What you have to do: Do any lines in the data below contain "behaviour"? If so, copy every one of them.

Information given:
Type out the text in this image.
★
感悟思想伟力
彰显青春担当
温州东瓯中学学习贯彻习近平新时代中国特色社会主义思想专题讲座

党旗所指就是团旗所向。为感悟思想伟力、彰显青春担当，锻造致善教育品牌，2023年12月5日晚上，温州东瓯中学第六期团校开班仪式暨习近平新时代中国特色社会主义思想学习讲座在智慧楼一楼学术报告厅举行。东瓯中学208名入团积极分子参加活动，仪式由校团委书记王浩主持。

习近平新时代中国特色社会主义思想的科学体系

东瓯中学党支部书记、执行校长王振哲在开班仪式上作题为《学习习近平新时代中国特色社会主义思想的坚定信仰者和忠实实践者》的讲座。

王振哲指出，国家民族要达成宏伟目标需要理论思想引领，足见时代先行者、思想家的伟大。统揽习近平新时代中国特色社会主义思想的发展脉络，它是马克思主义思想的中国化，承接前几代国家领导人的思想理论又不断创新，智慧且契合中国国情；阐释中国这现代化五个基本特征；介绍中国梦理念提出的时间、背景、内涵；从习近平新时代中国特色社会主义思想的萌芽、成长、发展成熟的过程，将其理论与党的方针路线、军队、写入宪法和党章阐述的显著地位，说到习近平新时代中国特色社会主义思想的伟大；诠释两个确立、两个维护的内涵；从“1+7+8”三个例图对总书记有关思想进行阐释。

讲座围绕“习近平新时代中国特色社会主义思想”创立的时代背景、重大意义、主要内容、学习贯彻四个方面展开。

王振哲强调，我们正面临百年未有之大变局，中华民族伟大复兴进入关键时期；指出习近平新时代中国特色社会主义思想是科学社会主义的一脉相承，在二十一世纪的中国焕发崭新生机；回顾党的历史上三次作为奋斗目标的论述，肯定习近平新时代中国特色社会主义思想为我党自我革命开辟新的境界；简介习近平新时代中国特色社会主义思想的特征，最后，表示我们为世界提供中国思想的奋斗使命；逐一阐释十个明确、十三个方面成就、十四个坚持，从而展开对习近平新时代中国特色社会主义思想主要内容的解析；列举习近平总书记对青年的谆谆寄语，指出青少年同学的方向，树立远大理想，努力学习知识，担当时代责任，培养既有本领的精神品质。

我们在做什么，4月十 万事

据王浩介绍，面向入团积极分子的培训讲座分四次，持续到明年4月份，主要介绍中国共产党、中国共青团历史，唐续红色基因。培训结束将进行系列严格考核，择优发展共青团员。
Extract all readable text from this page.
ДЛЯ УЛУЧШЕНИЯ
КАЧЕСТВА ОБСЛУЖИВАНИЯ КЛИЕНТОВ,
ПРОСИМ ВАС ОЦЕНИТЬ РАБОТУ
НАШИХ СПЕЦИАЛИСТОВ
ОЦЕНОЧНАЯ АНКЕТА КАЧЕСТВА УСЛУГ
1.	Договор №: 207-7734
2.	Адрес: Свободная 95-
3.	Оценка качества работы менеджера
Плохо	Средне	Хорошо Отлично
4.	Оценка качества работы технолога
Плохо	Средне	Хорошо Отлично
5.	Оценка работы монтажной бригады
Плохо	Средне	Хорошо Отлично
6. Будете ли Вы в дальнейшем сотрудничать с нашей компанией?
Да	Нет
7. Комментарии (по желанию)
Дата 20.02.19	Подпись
...
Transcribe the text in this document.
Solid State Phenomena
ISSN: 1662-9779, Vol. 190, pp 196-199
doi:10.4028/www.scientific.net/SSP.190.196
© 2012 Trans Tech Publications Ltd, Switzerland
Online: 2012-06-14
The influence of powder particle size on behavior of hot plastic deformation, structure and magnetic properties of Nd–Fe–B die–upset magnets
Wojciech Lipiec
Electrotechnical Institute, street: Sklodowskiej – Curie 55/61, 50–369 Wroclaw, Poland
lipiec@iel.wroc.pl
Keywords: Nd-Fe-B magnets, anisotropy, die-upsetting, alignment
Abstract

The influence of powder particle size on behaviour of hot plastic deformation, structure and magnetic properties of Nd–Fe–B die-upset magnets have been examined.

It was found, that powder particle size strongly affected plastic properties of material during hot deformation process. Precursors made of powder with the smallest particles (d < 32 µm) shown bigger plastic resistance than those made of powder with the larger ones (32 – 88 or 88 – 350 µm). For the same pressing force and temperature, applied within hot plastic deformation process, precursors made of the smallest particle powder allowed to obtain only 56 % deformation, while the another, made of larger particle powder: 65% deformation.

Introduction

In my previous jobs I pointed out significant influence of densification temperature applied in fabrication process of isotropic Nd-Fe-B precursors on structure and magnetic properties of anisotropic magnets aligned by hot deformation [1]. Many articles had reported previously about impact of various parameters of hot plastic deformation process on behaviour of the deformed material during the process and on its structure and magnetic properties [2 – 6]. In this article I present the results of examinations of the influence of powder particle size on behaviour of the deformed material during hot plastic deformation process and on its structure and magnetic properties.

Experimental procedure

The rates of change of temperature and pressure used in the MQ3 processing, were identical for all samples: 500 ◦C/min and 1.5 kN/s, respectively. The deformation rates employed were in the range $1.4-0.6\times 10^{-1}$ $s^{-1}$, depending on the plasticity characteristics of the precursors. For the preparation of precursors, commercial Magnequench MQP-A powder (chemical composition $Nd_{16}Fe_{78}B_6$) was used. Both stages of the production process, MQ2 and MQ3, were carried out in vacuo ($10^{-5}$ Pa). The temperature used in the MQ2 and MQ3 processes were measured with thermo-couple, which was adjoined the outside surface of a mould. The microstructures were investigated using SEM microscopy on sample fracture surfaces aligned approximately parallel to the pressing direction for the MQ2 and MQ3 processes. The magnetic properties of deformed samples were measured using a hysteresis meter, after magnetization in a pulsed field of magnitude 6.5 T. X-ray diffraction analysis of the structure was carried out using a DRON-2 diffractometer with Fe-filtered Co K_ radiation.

Solution for this exercise:
The influence of powder particle size on behaviour of hot plastic deformation, structure and magnetic properties of Nd–Fe–B die-upset magnets have been examined.
In my previous jobs I pointed out significant influence of densification temperature applied in fabrication process of isotropic Nd-Fe-B precursors on structure and magnetic properties of anisotropic magnets aligned by hot deformation [1]. Many articles had reported previously about impact of various parameters of hot plastic deformation process on behaviour of the deformed material during the process and on its structure and magnetic properties [2 – 6]. In this article I present the results of examinations of the influence of powder particle size on behaviour of the deformed material during hot plastic deformation process and on its structure and magnetic properties.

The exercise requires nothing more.